In the material below, find each line holding the string "type" and copy it.

EXTRACTED RECORDS >>
..............................
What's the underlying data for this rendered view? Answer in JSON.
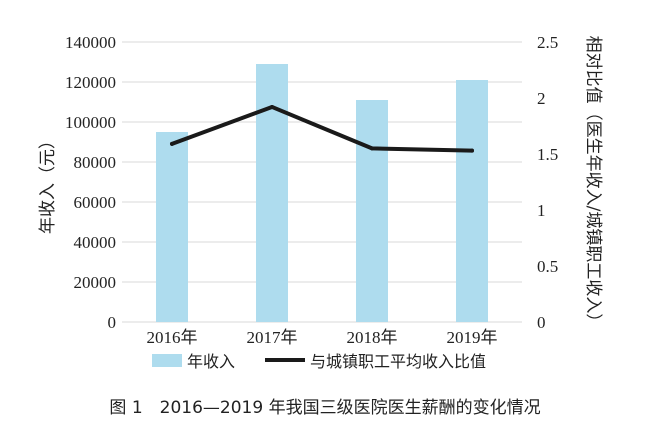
{
  "chart_data": {
    "type": "bar",
    "categories": [
      "2016年",
      "2017年",
      "2018年",
      "2019年"
    ],
    "series": [
      {
        "name": "年收入",
        "type": "bar",
        "axis": "left",
        "values": [
          95000,
          129000,
          111000,
          121000
        ],
        "color": "#aedcee"
      },
      {
        "name": "与城镇职工平均收入比值",
        "type": "line",
        "axis": "right",
        "values": [
          1.59,
          1.92,
          1.55,
          1.53
        ],
        "color": "#1a1a1a"
      }
    ],
    "ylabel": "年收入（元）",
    "y2label": "相对比值（医生年收入/城镇职工收入）",
    "ylim": [
      0,
      140000
    ],
    "yticks": [
      0,
      20000,
      40000,
      60000,
      80000,
      100000,
      120000,
      140000
    ],
    "y2lim": [
      0,
      2.5
    ],
    "y2ticks": [
      "0",
      "0.5",
      "1",
      "1.5",
      "2",
      "2.5"
    ],
    "grid": true,
    "legend": "bottom"
  },
  "caption": "图 1　2016—2019 年我国三级医院医生薪酬的变化情况"
}
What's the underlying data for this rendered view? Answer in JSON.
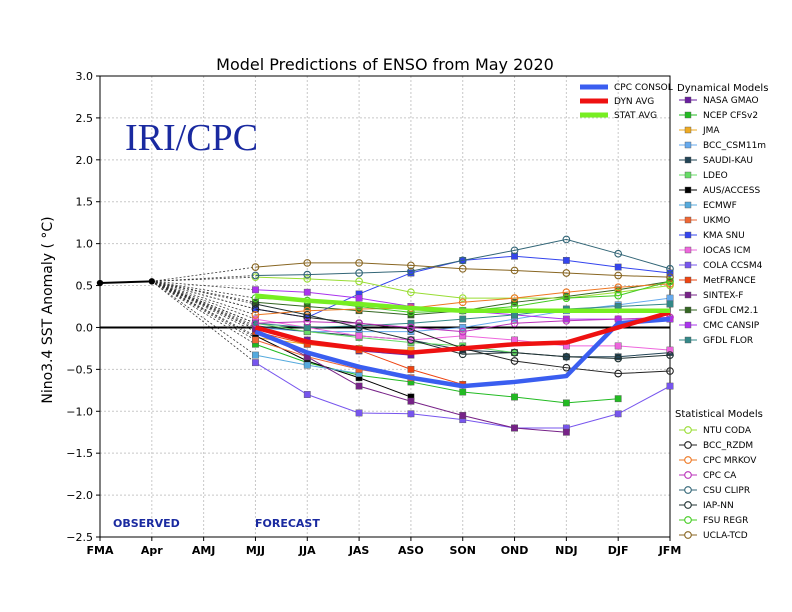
{
  "chart_data": {
    "type": "line",
    "title": "Model Predictions of ENSO from May 2020",
    "watermark": "IRI/CPC",
    "ylabel": "Nino3.4 SST Anomaly ( °C)",
    "xlabel": "",
    "ylim": [
      -2.5,
      3.0
    ],
    "ytick_labels": [
      "3.0",
      "2.5",
      "2.0",
      "1.5",
      "1.0",
      "0.5",
      "0.0",
      "−0.5",
      "−1.0",
      "−1.5",
      "−2.0",
      "−2.5"
    ],
    "ytick_values": [
      3.0,
      2.5,
      2.0,
      1.5,
      1.0,
      0.5,
      0.0,
      -0.5,
      -1.0,
      -1.5,
      -2.0,
      -2.5
    ],
    "categories": [
      "FMA",
      "Apr",
      "AMJ",
      "MJJ",
      "JJA",
      "JAS",
      "ASO",
      "SON",
      "OND",
      "NDJ",
      "DJF",
      "JFM"
    ],
    "grid": true,
    "observed_label": "OBSERVED",
    "forecast_label": "FORECAST",
    "observed": {
      "x": [
        "FMA",
        "Apr"
      ],
      "values": [
        0.53,
        0.55
      ]
    },
    "summary_series": [
      {
        "name": "CPC CONSOL",
        "color": "#3a5ef0",
        "values": [
          null,
          null,
          null,
          -0.05,
          -0.3,
          -0.47,
          -0.6,
          -0.7,
          -0.65,
          -0.58,
          0.05,
          0.1
        ]
      },
      {
        "name": "DYN AVG",
        "color": "#ee1111",
        "values": [
          null,
          null,
          null,
          0.0,
          -0.17,
          -0.25,
          -0.3,
          -0.25,
          -0.2,
          -0.18,
          0.0,
          0.18
        ]
      },
      {
        "name": "STAT AVG",
        "color": "#77ee22",
        "values": [
          null,
          null,
          null,
          0.38,
          0.32,
          0.28,
          0.23,
          0.2,
          0.2,
          0.2,
          0.2,
          0.2
        ]
      }
    ],
    "dynamical_title": "Dynamical Models",
    "dynamical_series": [
      {
        "name": "NASA GMAO",
        "color": "#6a1ea0",
        "values": [
          null,
          null,
          null,
          -0.02,
          -0.15,
          -0.28,
          -0.33,
          null,
          null,
          null,
          null,
          null
        ]
      },
      {
        "name": "NCEP CFSv2",
        "color": "#22bb22",
        "values": [
          null,
          null,
          null,
          -0.2,
          -0.42,
          -0.57,
          -0.65,
          -0.77,
          -0.83,
          -0.9,
          -0.85,
          null
        ]
      },
      {
        "name": "JMA",
        "color": "#eeaa22",
        "values": [
          null,
          null,
          null,
          -0.12,
          -0.2,
          -0.25,
          -0.27,
          null,
          null,
          null,
          null,
          null
        ]
      },
      {
        "name": "BCC_CSM11m",
        "color": "#66aaee",
        "values": [
          null,
          null,
          null,
          0.0,
          -0.05,
          -0.05,
          -0.05,
          0.0,
          0.1,
          0.2,
          0.27,
          0.35
        ]
      },
      {
        "name": "SAUDI-KAU",
        "color": "#224455",
        "values": [
          null,
          null,
          null,
          0.02,
          -0.05,
          -0.1,
          -0.15,
          -0.27,
          -0.3,
          -0.35,
          -0.35,
          -0.3
        ]
      },
      {
        "name": "LDEO",
        "color": "#66dd66",
        "values": [
          null,
          null,
          null,
          0.05,
          -0.05,
          -0.12,
          -0.18,
          -0.22,
          -0.3,
          null,
          null,
          null
        ]
      },
      {
        "name": "AUS/ACCESS",
        "color": "#000000",
        "values": [
          null,
          null,
          null,
          -0.1,
          -0.4,
          -0.6,
          -0.83,
          null,
          null,
          null,
          null,
          null
        ]
      },
      {
        "name": "ECMWF",
        "color": "#55aadd",
        "values": [
          null,
          null,
          null,
          -0.33,
          -0.45,
          -0.55,
          null,
          null,
          null,
          null,
          null,
          null
        ]
      },
      {
        "name": "UKMO",
        "color": "#ee6633",
        "values": [
          null,
          null,
          null,
          -0.15,
          -0.35,
          -0.5,
          -0.6,
          null,
          null,
          null,
          null,
          null
        ]
      },
      {
        "name": "KMA SNU",
        "color": "#3344ee",
        "values": [
          null,
          null,
          null,
          0.22,
          0.12,
          0.4,
          0.65,
          0.8,
          0.85,
          0.8,
          0.72,
          0.65
        ]
      },
      {
        "name": "IOCAS ICM",
        "color": "#ee66dd",
        "values": [
          null,
          null,
          null,
          0.1,
          0.0,
          -0.1,
          -0.15,
          -0.1,
          -0.15,
          -0.22,
          -0.22,
          -0.27
        ]
      },
      {
        "name": "COLA CCSM4",
        "color": "#7755ee",
        "values": [
          null,
          null,
          null,
          -0.42,
          -0.8,
          -1.02,
          -1.03,
          -1.1,
          -1.2,
          -1.2,
          -1.03,
          -0.7
        ]
      },
      {
        "name": "MetFRANCE",
        "color": "#ee4411",
        "values": [
          null,
          null,
          null,
          -0.05,
          -0.2,
          -0.27,
          -0.5,
          -0.68,
          null,
          null,
          null,
          null
        ]
      },
      {
        "name": "SINTEX-F",
        "color": "#772288",
        "values": [
          null,
          null,
          null,
          -0.02,
          -0.35,
          -0.7,
          -0.88,
          -1.05,
          -1.2,
          -1.25,
          null,
          null
        ]
      },
      {
        "name": "GFDL CM2.1",
        "color": "#336622",
        "values": [
          null,
          null,
          null,
          0.3,
          0.25,
          0.2,
          0.15,
          0.2,
          0.3,
          0.37,
          0.45,
          0.55
        ]
      },
      {
        "name": "CMC CANSIP",
        "color": "#aa33ee",
        "values": [
          null,
          null,
          null,
          0.45,
          0.42,
          0.35,
          0.25,
          0.2,
          0.15,
          0.1,
          0.1,
          0.1
        ]
      },
      {
        "name": "GFDL FLOR",
        "color": "#338888",
        "values": [
          null,
          null,
          null,
          0.05,
          0.0,
          0.02,
          0.05,
          0.1,
          0.15,
          0.22,
          0.25,
          0.28
        ]
      }
    ],
    "statistical_title": "Statistical Models",
    "statistical_series": [
      {
        "name": "NTU CODA",
        "color": "#99dd33",
        "values": [
          null,
          null,
          null,
          0.6,
          0.58,
          0.55,
          0.42,
          0.35,
          0.35,
          0.35,
          0.42,
          0.5
        ]
      },
      {
        "name": "BCC_RZDM",
        "color": "#222222",
        "values": [
          null,
          null,
          null,
          0.22,
          0.12,
          0.05,
          -0.02,
          -0.25,
          -0.4,
          -0.48,
          -0.55,
          -0.52
        ]
      },
      {
        "name": "CPC MRKOV",
        "color": "#ee7722",
        "values": [
          null,
          null,
          null,
          0.15,
          0.2,
          0.22,
          0.23,
          0.3,
          0.35,
          0.42,
          0.48,
          0.52
        ]
      },
      {
        "name": "CPC CA",
        "color": "#bb33bb",
        "values": [
          null,
          null,
          null,
          0.05,
          0.07,
          0.05,
          0.0,
          -0.05,
          0.05,
          0.08,
          0.1,
          0.12
        ]
      },
      {
        "name": "CSU CLIPR",
        "color": "#336677",
        "values": [
          null,
          null,
          null,
          0.62,
          0.63,
          0.65,
          0.67,
          0.8,
          0.92,
          1.05,
          0.88,
          0.7
        ]
      },
      {
        "name": "IAP-NN",
        "color": "#223333",
        "values": [
          null,
          null,
          null,
          0.28,
          0.15,
          0.0,
          -0.15,
          -0.32,
          -0.3,
          -0.35,
          -0.37,
          -0.33
        ]
      },
      {
        "name": "FSU REGR",
        "color": "#44cc22",
        "values": [
          null,
          null,
          null,
          0.35,
          0.32,
          0.25,
          0.18,
          0.2,
          0.25,
          0.35,
          0.38,
          0.55
        ]
      },
      {
        "name": "UCLA-TCD",
        "color": "#886622",
        "values": [
          null,
          null,
          null,
          0.72,
          0.77,
          0.77,
          0.74,
          0.7,
          0.68,
          0.65,
          0.62,
          0.6
        ]
      }
    ]
  }
}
..............................
SOLUTION TO THE PROBLEM >>
    "type": "bar",
        "type": "bar",
        "type": "line",
    "type": "line",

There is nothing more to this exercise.